▶ YOUR TASK: Show each line that has the string "until" in it.

Records excerpted from a collection
■ ■ ■ ■ ■
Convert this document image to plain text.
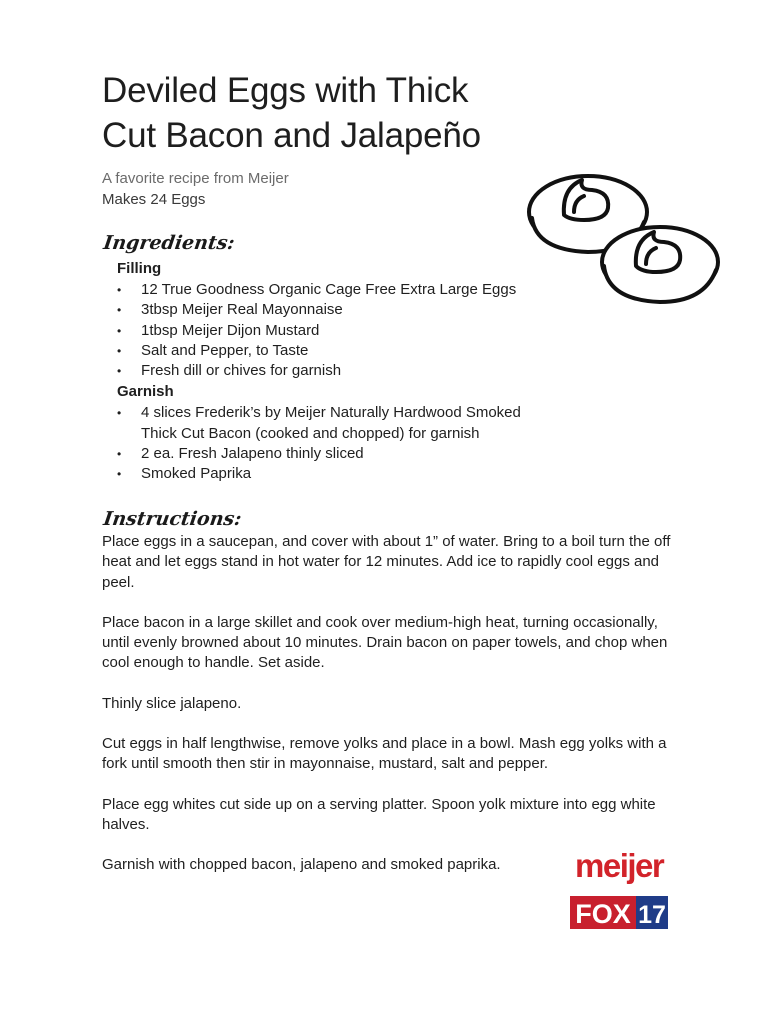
Deviled Eggs with Thick
Cut Bacon and Jalapeño

A favorite recipe from Meijer

Makes 24 Eggs

Ingredients:

Filling

• 12 True Goodness Organic Cage Free Extra Large Eggs
• 3tbsp Meijer Real Mayonnaise
• 1tbsp Meijer Dijon Mustard
• Salt and Pepper, to Taste
• Fresh dill or chives for garnish

Garnish

• 4 slices Frederik’s by Meijer Naturally Hardwood Smoked Thick Cut Bacon (cooked and chopped) for garnish
• 2 ea. Fresh Jalapeno thinly sliced
• Smoked Paprika
Instructions:

Place eggs in a saucepan, and cover with about 1” of water. Bring to a boil turn the off heat and let eggs stand in hot water for 12 minutes. Add ice to rapidly cool eggs and peel.

Place bacon in a large skillet and cook over medium-high heat, turning occasionally, until evenly browned about 10 minutes. Drain bacon on paper towels, and chop when cool enough to handle. Set aside.

Thinly slice jalapeno.

Cut eggs in half lengthwise, remove yolks and place in a bowl. Mash egg yolks with a fork until smooth then stir in mayonnaise, mustard, salt and pepper.

Place egg whites cut side up on a serving platter. Spoon yolk mixture into egg white halves.

Garnish with chopped bacon, jalapeno and smoked paprika.	meijer
FOX 17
■ ■ ■ ■ ■
▶ RESPONSE:
Place bacon in a large skillet and cook over medium-high heat, turning occasionally, until evenly browned about 10 minutes. Drain bacon on paper towels, and chop when cool enough to handle. Set aside.
Cut eggs in half lengthwise, remove yolks and place in a bowl. Mash egg yolks with a fork until smooth then stir in mayonnaise, mustard, salt and pepper.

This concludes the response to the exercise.